EXERCISE GOAL: Using the listing below, report all lines holding the word "Project".
** Start of WORKING DATA **
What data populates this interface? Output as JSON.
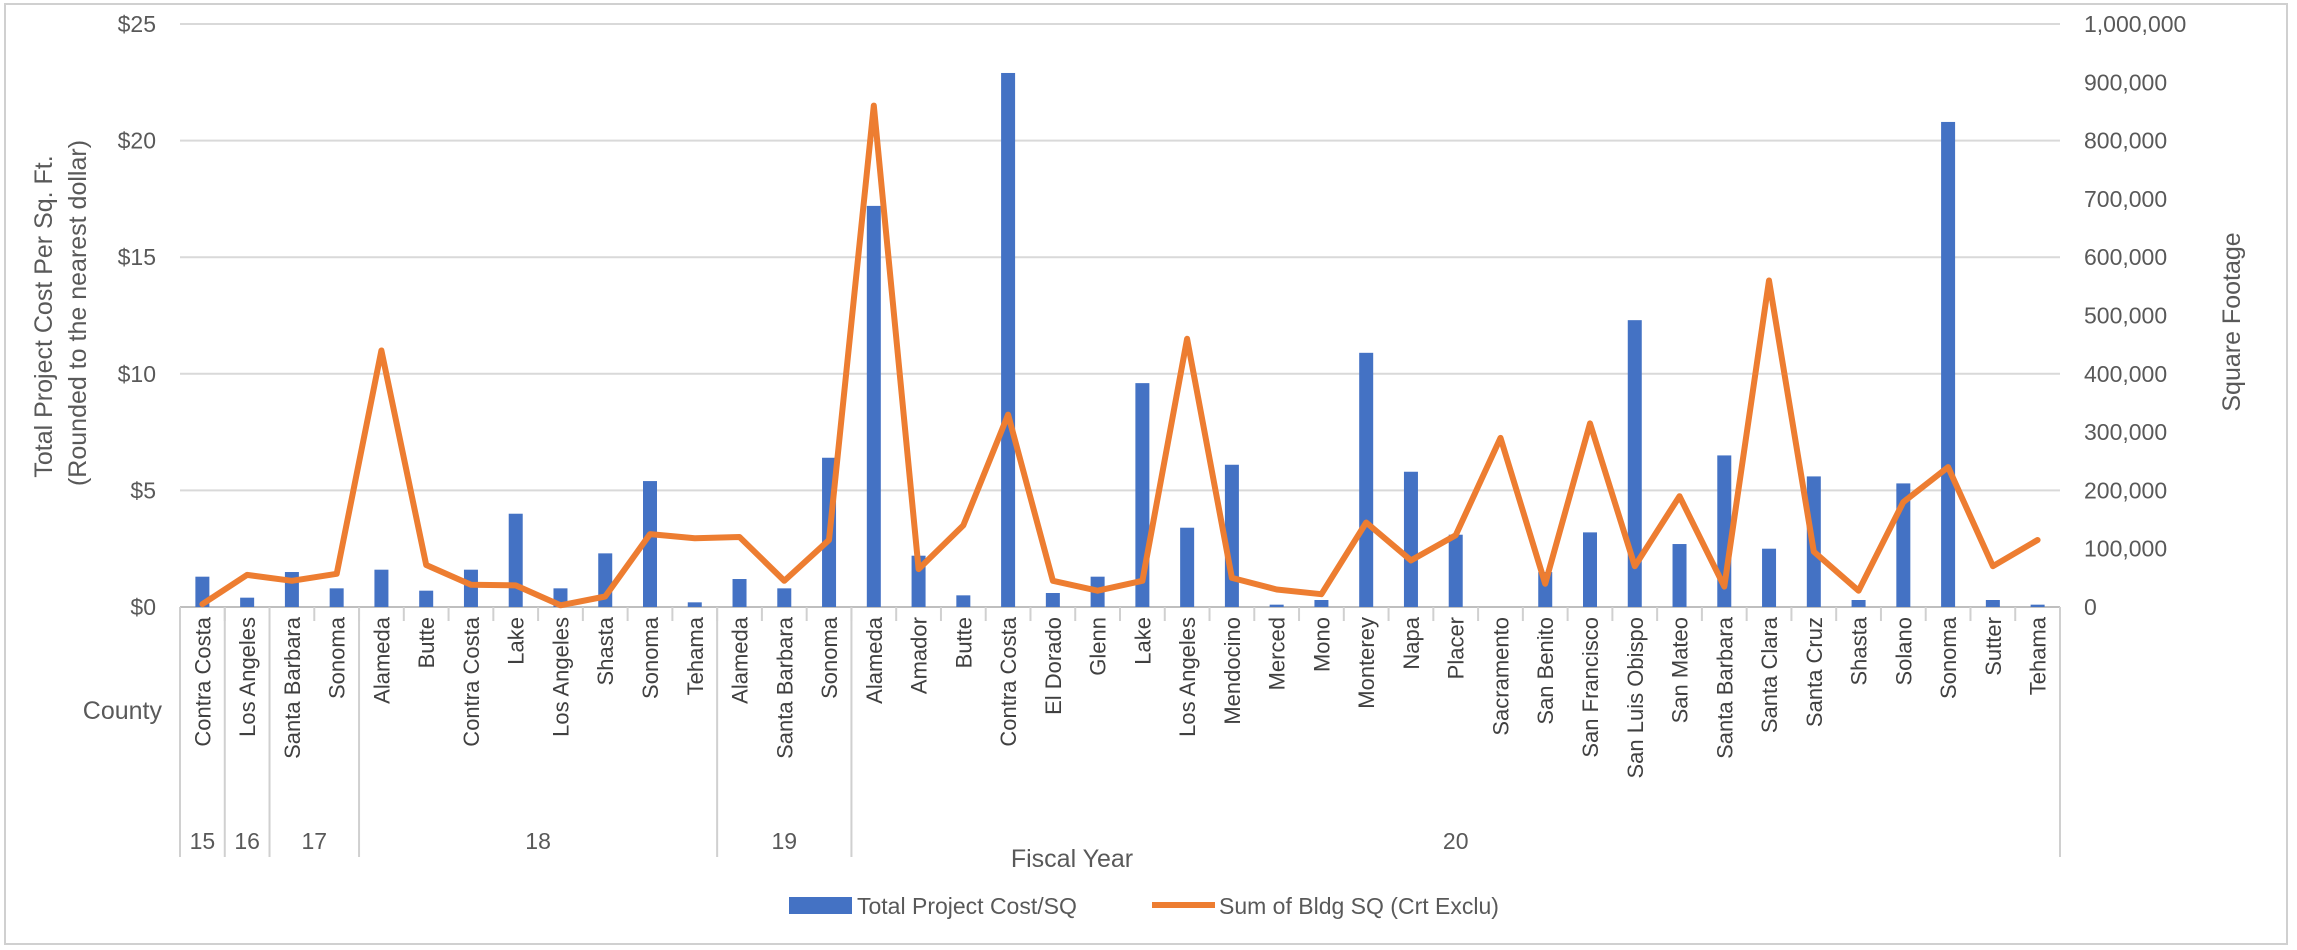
{
  "chart_data": {
    "type": "bar",
    "categories": [
      "Contra Costa",
      "Los Angeles",
      "Santa Barbara",
      "Sonoma",
      "Alameda",
      "Butte",
      "Contra Costa",
      "Lake",
      "Los Angeles",
      "Shasta",
      "Sonoma",
      "Tehama",
      "Alameda",
      "Santa Barbara",
      "Sonoma",
      "Alameda",
      "Amador",
      "Butte",
      "Contra Costa",
      "El Dorado",
      "Glenn",
      "Lake",
      "Los Angeles",
      "Mendocino",
      "Merced",
      "Mono",
      "Monterey",
      "Napa",
      "Placer",
      "Sacramento",
      "San Benito",
      "San Francisco",
      "San Luis Obispo",
      "San Mateo",
      "Santa Barbara",
      "Santa Clara",
      "Santa Cruz",
      "Shasta",
      "Solano",
      "Sonoma",
      "Sutter",
      "Tehama"
    ],
    "fiscal_years": [
      {
        "label": "15",
        "start": 0,
        "end": 0
      },
      {
        "label": "16",
        "start": 1,
        "end": 1
      },
      {
        "label": "17",
        "start": 2,
        "end": 3
      },
      {
        "label": "18",
        "start": 4,
        "end": 11
      },
      {
        "label": "19",
        "start": 12,
        "end": 14
      },
      {
        "label": "20",
        "start": 15,
        "end": 41
      }
    ],
    "series": [
      {
        "name": "Total Project Cost/SQ",
        "type": "bar",
        "axis": "left",
        "color": "#4472C4",
        "values": [
          1.3,
          0.4,
          1.5,
          0.8,
          1.6,
          0.7,
          1.6,
          4.0,
          0.8,
          2.3,
          5.4,
          0.2,
          1.2,
          0.8,
          6.4,
          17.2,
          2.2,
          0.5,
          22.9,
          0.6,
          1.3,
          9.6,
          3.4,
          6.1,
          0.1,
          0.3,
          10.9,
          5.8,
          3.1,
          0,
          1.5,
          3.2,
          12.3,
          2.7,
          6.5,
          2.5,
          5.6,
          0.3,
          5.3,
          20.8,
          0.3,
          0.1
        ]
      },
      {
        "name": "Sum of Bldg SQ (Crt Exclu)",
        "type": "line",
        "axis": "right",
        "color": "#ED7D31",
        "values": [
          5000,
          55000,
          45000,
          57000,
          440000,
          72000,
          38000,
          37000,
          3000,
          18000,
          125000,
          118000,
          120000,
          45000,
          115000,
          860000,
          65000,
          140000,
          330000,
          45000,
          28000,
          45000,
          460000,
          50000,
          30000,
          22000,
          145000,
          80000,
          123000,
          290000,
          40000,
          315000,
          70000,
          190000,
          35000,
          560000,
          95000,
          28000,
          180000,
          240000,
          70000,
          115000
        ]
      }
    ],
    "yleft": {
      "label_line1": "Total Project Cost Per Sq. Ft.",
      "label_line2": "(Rounded to the nearest dollar)",
      "min": 0,
      "max": 25,
      "ticks": [
        0,
        5,
        10,
        15,
        20,
        25
      ],
      "tick_labels": [
        "$0",
        "$5",
        "$10",
        "$15",
        "$20",
        "$25"
      ]
    },
    "yright": {
      "label": "Square Footage",
      "min": 0,
      "max": 1000000,
      "ticks": [
        0,
        100000,
        200000,
        300000,
        400000,
        500000,
        600000,
        700000,
        800000,
        900000,
        1000000
      ],
      "tick_labels": [
        "0",
        "100,000",
        "200,000",
        "300,000",
        "400,000",
        "500,000",
        "600,000",
        "700,000",
        "800,000",
        "900,000",
        "1,000,000"
      ]
    },
    "row_label": "County",
    "xlabel": "Fiscal Year",
    "grid": true,
    "legend_position": "bottom"
  }
}
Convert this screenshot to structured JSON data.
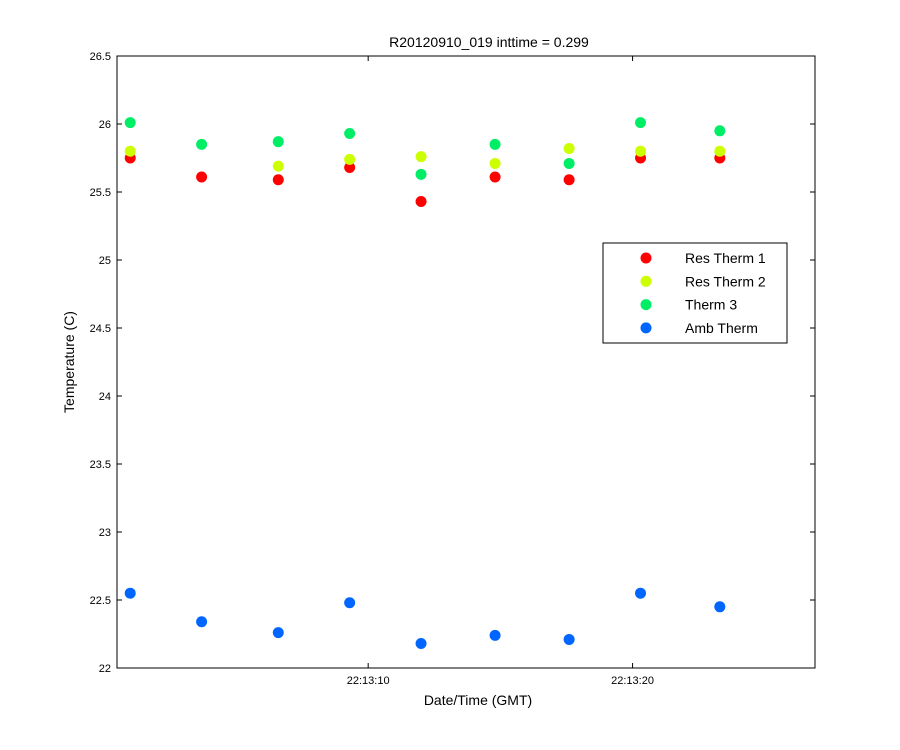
{
  "chart_data": {
    "type": "scatter",
    "title": "R20120910_019 inttime = 0.299",
    "xlabel": "Date/Time (GMT)",
    "ylabel": "Temperature (C)",
    "ylim": [
      22,
      26.5
    ],
    "xlim": [
      0.5,
      26.9
    ],
    "yticks": [
      22,
      22.5,
      23,
      23.5,
      24,
      24.5,
      25,
      25.5,
      26,
      26.5
    ],
    "yticklabels": [
      "22",
      "22.5",
      "23",
      "23.5",
      "24",
      "24.5",
      "25",
      "25.5",
      "26",
      "26.5"
    ],
    "xticks": [
      10,
      20
    ],
    "xticklabels": [
      "22:13:10",
      "22:13:20"
    ],
    "grid": false,
    "legend_position": "right",
    "series": [
      {
        "name": "Res Therm 1",
        "color": "#ff0000",
        "x": [
          1,
          3.7,
          6.6,
          9.3,
          12,
          14.8,
          17.6,
          20.3,
          23.3
        ],
        "y": [
          25.75,
          25.61,
          25.59,
          25.68,
          25.43,
          25.61,
          25.59,
          25.75,
          25.75
        ]
      },
      {
        "name": "Res Therm 2",
        "color": "#ccff00",
        "x": [
          1,
          6.6,
          9.3,
          12,
          14.8,
          17.6,
          20.3,
          23.3
        ],
        "y": [
          25.8,
          25.69,
          25.74,
          25.76,
          25.71,
          25.82,
          25.8,
          25.8
        ]
      },
      {
        "name": "Therm 3",
        "color": "#00ee66",
        "x": [
          1,
          3.7,
          6.6,
          9.3,
          12,
          14.8,
          17.6,
          20.3,
          23.3
        ],
        "y": [
          26.01,
          25.85,
          25.87,
          25.93,
          25.63,
          25.85,
          25.71,
          26.01,
          25.95
        ]
      },
      {
        "name": "Amb Therm",
        "color": "#0066ff",
        "x": [
          1,
          3.7,
          6.6,
          9.3,
          12,
          14.8,
          17.6,
          20.3,
          23.3
        ],
        "y": [
          22.55,
          22.34,
          22.26,
          22.48,
          22.18,
          22.24,
          22.21,
          22.55,
          22.45
        ]
      }
    ]
  }
}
** End of WORKING DATA **
OUTPUT BELOW:
        "name": "Total Project Cost/SQ",
      "label_line1": "Total Project Cost Per Sq. Ft.",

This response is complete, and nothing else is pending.